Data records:
· · · · · · ·

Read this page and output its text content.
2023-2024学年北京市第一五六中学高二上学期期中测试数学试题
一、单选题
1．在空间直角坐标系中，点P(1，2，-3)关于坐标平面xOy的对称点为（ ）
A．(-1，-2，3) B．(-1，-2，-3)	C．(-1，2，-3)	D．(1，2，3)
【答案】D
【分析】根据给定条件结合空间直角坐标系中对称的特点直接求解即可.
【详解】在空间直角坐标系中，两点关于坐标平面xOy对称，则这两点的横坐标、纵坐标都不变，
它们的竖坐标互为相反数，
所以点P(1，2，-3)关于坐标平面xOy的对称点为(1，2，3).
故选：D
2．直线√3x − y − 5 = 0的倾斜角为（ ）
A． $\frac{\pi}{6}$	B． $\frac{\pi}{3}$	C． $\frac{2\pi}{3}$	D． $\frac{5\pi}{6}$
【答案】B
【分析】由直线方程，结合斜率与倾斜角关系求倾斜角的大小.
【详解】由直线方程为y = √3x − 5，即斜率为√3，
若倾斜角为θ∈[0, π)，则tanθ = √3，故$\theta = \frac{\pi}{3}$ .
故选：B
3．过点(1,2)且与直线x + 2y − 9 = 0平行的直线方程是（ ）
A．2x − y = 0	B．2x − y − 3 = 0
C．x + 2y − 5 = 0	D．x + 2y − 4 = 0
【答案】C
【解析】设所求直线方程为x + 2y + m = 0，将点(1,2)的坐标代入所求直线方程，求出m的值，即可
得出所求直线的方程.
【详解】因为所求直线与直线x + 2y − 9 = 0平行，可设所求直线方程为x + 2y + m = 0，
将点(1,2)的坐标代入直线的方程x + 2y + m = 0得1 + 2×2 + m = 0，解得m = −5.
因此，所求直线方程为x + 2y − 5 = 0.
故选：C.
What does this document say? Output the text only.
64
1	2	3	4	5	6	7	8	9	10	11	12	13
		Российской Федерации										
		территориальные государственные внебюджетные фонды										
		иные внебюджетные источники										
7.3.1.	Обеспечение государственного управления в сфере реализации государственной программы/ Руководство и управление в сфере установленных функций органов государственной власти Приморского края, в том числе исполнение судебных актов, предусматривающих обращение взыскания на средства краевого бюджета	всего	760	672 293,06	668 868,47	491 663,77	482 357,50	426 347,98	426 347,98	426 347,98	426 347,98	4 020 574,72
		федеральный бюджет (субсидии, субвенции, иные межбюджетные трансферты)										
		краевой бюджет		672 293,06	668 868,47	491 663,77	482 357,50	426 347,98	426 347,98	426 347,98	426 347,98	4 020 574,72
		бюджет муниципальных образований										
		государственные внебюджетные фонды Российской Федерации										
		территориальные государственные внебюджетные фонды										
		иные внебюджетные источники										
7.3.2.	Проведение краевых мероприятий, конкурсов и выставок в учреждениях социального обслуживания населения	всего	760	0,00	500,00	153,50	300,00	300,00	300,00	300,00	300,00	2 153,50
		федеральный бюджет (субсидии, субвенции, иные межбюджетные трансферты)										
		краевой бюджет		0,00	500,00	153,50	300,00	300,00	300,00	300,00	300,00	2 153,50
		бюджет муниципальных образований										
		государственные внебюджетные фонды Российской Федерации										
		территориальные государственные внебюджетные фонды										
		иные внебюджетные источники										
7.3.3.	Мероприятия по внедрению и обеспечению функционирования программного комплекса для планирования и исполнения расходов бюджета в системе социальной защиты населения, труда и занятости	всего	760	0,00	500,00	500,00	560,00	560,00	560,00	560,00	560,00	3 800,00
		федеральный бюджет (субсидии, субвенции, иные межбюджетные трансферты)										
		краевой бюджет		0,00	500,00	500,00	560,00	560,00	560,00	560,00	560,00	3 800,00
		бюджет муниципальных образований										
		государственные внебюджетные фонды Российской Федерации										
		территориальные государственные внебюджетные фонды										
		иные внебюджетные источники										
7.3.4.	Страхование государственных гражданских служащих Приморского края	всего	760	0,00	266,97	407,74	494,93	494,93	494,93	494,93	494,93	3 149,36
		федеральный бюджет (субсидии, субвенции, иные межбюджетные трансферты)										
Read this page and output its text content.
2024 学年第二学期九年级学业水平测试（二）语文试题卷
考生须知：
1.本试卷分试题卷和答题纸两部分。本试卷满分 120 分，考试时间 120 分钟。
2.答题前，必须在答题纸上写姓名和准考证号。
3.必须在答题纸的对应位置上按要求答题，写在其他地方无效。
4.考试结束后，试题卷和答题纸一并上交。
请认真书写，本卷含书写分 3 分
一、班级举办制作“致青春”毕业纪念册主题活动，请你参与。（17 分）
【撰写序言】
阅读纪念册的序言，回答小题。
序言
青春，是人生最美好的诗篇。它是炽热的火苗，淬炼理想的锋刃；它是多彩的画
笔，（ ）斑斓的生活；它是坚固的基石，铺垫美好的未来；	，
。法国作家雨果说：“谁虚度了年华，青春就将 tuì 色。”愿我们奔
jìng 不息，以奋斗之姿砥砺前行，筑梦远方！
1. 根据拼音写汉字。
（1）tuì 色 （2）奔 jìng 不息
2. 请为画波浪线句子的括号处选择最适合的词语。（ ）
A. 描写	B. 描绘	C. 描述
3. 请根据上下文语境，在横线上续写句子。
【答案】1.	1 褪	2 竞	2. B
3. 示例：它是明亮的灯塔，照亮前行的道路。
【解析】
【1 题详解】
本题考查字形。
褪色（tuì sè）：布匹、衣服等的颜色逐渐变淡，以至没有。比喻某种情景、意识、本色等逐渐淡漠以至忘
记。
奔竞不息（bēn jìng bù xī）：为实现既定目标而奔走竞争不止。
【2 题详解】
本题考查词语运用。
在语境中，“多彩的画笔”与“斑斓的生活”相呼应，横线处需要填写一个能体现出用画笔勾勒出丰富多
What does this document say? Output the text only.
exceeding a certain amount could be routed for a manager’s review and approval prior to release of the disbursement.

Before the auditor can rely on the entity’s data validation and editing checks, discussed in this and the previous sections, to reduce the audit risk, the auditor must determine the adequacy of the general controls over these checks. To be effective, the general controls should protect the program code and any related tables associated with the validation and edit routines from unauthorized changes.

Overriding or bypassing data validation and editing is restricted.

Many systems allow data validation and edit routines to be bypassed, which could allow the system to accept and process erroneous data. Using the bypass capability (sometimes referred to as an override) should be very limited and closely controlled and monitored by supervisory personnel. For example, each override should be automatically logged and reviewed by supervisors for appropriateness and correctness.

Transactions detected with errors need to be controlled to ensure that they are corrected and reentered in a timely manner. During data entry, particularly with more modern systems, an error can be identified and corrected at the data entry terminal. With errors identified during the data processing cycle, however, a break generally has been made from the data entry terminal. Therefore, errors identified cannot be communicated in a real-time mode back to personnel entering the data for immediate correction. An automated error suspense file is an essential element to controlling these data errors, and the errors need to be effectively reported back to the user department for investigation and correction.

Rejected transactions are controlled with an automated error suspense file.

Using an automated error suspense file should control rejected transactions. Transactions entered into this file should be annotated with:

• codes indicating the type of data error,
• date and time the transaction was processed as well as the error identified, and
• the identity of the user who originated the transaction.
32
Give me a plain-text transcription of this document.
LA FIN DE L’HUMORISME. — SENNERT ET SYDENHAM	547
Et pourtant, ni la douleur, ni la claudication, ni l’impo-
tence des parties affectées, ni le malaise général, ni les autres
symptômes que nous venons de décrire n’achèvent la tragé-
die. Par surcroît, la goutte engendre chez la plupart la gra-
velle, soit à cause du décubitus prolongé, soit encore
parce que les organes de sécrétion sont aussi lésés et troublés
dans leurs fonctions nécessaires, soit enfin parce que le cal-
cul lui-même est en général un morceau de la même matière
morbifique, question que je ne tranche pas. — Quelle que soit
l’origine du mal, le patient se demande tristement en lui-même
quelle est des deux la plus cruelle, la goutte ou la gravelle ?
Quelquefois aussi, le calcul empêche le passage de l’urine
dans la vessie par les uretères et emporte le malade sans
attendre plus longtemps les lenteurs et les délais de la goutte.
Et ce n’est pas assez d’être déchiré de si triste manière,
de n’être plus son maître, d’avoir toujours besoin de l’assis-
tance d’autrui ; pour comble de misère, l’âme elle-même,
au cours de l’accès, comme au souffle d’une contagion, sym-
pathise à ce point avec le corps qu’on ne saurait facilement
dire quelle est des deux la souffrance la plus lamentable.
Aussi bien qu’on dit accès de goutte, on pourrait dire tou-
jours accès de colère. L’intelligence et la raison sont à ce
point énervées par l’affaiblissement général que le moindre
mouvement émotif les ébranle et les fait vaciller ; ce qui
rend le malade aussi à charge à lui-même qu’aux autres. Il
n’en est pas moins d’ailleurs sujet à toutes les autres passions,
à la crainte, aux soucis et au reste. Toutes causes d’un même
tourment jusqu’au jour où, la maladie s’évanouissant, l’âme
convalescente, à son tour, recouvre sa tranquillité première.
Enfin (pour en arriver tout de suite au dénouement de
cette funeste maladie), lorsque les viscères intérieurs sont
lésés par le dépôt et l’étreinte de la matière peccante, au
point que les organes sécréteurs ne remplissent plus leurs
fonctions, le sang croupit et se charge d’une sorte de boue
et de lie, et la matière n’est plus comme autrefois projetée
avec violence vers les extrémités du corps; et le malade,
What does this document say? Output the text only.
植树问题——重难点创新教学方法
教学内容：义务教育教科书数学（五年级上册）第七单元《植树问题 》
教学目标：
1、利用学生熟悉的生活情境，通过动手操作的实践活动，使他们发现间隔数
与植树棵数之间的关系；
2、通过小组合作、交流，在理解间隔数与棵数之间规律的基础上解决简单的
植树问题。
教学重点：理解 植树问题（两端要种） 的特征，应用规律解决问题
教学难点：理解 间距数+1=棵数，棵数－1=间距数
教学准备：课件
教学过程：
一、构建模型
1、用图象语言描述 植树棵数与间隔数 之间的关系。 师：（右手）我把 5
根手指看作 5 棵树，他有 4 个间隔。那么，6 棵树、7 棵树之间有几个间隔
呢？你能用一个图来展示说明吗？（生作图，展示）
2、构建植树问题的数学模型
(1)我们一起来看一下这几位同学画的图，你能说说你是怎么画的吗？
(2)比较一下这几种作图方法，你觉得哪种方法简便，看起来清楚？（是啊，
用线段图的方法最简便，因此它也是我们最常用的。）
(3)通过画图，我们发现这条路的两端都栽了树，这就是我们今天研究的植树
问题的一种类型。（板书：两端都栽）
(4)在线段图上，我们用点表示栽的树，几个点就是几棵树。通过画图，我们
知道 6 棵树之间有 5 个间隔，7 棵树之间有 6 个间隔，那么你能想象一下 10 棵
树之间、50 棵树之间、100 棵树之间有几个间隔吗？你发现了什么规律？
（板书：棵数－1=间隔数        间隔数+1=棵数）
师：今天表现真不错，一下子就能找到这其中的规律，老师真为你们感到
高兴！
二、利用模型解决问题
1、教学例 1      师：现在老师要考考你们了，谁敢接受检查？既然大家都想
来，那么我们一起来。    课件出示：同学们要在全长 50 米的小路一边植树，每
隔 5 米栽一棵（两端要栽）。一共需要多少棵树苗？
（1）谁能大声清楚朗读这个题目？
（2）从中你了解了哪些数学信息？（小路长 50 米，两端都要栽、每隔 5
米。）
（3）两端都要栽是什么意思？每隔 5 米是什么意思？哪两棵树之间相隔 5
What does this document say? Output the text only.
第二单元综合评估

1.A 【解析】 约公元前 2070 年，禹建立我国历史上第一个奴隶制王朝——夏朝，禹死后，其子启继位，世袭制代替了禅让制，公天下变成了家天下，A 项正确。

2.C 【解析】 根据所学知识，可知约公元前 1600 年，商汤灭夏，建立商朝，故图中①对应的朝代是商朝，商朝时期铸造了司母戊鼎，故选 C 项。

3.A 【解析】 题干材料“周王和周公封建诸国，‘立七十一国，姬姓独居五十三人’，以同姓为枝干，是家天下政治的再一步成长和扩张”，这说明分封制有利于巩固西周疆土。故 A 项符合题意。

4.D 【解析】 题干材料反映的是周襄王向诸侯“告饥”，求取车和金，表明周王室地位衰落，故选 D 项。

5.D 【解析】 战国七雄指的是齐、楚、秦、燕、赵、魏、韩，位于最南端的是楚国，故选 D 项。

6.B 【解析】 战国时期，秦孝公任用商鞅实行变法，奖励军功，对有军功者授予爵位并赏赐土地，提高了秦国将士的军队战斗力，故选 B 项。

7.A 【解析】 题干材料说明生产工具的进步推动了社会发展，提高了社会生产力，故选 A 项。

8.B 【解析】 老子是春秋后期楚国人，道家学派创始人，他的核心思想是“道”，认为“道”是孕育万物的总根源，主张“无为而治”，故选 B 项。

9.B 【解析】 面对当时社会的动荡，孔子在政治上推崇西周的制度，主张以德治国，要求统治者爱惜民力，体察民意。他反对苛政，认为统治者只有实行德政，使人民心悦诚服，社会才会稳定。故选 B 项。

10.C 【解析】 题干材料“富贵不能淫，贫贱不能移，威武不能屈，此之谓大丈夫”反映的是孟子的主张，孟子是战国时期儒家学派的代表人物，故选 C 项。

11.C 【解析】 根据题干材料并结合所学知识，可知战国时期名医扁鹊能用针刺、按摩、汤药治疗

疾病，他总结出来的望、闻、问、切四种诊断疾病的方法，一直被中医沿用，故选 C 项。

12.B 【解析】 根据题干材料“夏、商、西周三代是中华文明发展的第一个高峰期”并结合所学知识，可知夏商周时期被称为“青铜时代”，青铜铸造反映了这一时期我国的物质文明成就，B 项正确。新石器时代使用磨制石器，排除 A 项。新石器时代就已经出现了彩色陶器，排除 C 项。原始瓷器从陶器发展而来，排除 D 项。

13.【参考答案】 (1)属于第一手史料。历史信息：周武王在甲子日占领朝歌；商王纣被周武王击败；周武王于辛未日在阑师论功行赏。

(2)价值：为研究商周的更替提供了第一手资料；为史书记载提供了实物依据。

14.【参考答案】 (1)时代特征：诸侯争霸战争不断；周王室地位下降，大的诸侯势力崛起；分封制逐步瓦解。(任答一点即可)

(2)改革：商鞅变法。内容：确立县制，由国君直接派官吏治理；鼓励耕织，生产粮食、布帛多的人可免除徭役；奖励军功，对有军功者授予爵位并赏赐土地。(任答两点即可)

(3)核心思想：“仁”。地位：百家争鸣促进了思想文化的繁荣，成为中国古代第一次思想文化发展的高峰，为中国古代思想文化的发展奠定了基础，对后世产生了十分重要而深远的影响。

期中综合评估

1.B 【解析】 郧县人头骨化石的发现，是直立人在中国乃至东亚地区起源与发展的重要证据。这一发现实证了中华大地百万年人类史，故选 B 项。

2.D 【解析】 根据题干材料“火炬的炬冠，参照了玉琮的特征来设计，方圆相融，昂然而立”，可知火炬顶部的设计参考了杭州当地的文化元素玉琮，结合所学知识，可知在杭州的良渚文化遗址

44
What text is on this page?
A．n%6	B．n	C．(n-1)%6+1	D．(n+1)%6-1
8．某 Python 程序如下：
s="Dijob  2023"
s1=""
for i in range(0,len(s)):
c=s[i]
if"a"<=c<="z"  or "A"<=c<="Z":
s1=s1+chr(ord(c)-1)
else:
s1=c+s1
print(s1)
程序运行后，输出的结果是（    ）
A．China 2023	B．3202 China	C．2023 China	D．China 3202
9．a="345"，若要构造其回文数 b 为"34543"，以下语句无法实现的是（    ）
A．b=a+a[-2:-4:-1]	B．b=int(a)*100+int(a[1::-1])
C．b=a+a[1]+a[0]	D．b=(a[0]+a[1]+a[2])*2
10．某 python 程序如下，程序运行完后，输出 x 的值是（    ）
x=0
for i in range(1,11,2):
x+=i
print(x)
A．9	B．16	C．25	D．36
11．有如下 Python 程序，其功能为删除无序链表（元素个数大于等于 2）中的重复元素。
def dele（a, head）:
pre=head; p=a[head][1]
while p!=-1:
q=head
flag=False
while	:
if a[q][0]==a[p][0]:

· · · · · · ·

SHORT EXERCISE:
Identify the lines above that contain the word "奖励军功", then copy them.

TASK RESPONSE:
6.B 【解析】 战国时期，秦孝公任用商鞅实行变法，奖励军功，对有军功者授予爵位并赏赐土地，提高了秦国将士的军队战斗力，故选 B 项。
(2)改革：商鞅变法。内容：确立县制，由国君直接派官吏治理；鼓励耕织，生产粮食、布帛多的人可免除徭役；奖励军功，对有军功者授予爵位并赏赐土地。(任答两点即可)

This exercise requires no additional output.